### YOUR OBJECTIVE
Arrange the listing from its first line through the line containing "- favorite-icon[interactable]: [16, 625, 32, 641]" as a Markdown table with the columns Row and Listing line, leaving out blank lines.

### EXERCISE MATERIAL
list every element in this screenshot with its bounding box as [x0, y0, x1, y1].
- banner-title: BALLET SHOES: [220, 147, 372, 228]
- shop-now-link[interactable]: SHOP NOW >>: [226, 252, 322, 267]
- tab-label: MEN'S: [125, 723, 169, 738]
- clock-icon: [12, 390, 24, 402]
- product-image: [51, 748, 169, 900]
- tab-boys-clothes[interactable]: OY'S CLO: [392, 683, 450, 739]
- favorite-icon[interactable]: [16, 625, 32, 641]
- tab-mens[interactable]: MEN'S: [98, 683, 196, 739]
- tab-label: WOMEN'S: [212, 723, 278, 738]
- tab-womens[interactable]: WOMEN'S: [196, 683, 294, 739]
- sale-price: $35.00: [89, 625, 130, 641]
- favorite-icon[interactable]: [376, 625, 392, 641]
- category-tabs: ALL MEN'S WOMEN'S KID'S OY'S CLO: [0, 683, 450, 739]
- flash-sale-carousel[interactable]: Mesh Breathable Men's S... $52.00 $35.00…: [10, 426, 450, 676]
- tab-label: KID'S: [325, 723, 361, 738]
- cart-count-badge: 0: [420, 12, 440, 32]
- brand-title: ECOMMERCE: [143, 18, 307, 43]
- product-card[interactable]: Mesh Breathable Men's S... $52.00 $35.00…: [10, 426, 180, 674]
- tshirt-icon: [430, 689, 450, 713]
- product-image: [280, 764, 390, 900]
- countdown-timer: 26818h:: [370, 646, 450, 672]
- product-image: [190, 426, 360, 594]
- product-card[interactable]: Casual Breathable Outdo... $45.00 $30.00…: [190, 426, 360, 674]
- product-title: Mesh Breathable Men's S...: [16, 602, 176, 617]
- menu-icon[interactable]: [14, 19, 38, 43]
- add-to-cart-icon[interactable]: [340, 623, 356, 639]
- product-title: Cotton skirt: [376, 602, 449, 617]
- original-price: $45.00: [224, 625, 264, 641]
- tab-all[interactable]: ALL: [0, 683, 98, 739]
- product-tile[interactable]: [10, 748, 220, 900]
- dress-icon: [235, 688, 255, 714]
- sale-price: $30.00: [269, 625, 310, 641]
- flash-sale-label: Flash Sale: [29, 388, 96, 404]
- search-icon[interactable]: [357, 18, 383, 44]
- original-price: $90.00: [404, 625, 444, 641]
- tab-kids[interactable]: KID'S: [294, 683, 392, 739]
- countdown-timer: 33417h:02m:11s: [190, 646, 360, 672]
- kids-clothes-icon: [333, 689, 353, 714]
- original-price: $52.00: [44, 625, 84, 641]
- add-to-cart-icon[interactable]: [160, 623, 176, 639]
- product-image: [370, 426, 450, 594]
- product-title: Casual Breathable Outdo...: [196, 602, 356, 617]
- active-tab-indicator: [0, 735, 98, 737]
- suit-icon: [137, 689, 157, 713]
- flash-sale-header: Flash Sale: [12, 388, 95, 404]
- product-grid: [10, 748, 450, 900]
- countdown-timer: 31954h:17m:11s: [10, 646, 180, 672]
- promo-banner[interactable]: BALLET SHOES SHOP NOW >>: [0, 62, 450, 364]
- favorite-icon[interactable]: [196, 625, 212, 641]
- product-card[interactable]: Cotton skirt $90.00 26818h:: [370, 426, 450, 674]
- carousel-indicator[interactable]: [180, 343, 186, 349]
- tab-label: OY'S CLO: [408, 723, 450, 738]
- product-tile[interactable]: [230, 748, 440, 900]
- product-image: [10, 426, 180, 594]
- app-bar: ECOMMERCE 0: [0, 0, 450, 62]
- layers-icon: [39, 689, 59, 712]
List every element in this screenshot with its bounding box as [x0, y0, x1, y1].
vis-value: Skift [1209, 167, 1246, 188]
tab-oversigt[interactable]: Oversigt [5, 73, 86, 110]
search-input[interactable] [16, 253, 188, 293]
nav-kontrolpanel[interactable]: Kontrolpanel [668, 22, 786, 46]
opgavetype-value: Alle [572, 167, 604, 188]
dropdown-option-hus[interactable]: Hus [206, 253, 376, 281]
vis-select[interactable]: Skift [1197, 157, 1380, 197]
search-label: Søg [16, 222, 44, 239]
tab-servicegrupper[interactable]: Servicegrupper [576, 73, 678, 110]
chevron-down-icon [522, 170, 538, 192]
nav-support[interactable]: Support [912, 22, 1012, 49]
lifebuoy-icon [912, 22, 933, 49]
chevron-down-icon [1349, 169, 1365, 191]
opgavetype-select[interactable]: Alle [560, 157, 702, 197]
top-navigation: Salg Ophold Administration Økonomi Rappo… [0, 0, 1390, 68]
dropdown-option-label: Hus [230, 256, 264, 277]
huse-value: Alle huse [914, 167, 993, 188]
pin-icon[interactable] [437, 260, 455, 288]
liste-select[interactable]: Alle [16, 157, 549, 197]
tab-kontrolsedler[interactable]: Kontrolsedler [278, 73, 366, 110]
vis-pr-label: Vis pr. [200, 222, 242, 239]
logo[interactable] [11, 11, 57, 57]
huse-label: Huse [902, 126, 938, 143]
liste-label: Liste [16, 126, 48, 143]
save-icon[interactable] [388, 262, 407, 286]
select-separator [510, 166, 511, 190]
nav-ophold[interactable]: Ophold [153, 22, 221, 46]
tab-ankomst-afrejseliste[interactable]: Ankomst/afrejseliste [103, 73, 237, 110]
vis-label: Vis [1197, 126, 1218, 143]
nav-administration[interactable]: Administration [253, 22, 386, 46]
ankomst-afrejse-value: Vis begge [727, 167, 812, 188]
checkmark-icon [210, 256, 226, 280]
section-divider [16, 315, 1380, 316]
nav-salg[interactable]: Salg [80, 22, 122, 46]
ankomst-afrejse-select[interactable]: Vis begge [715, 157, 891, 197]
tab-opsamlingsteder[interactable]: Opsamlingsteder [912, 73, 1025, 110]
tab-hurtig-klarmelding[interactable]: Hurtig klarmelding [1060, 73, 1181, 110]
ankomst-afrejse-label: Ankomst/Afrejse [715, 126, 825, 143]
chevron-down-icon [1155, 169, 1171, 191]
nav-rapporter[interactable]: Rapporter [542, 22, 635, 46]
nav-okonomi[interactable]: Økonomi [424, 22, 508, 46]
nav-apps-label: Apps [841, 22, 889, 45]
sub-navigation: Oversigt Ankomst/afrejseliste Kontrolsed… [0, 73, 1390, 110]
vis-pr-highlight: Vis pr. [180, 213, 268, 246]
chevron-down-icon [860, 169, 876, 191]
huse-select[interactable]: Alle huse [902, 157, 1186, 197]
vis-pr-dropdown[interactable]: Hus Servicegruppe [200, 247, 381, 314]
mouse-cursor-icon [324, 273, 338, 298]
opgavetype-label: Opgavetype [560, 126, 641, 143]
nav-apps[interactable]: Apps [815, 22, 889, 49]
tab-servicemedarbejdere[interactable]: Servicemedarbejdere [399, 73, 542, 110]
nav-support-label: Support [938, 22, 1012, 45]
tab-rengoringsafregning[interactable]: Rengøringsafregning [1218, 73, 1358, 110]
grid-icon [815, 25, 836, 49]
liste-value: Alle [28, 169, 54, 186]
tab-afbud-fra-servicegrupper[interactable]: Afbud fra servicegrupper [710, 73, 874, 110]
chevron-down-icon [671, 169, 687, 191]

### RESULT FOR THIS TASK
| Row | Listing line |
|---|---|
| 1 | list every element in this screenshot with its bounding box as [x0, y0, x1, y1]. |
| 2 | - banner-title: BALLET SHOES: [220, 147, 372, 228] |
| 3 | - shop-now-link[interactable]: SHOP NOW >>: [226, 252, 322, 267] |
| 4 | - tab-label: MEN'S: [125, 723, 169, 738] |
| 5 | - clock-icon: [12, 390, 24, 402] |
| 6 | - product-image: [51, 748, 169, 900] |
| 7 | - tab-boys-clothes[interactable]: OY'S CLO: [392, 683, 450, 739] |
| 8 | - favorite-icon[interactable]: [16, 625, 32, 641] |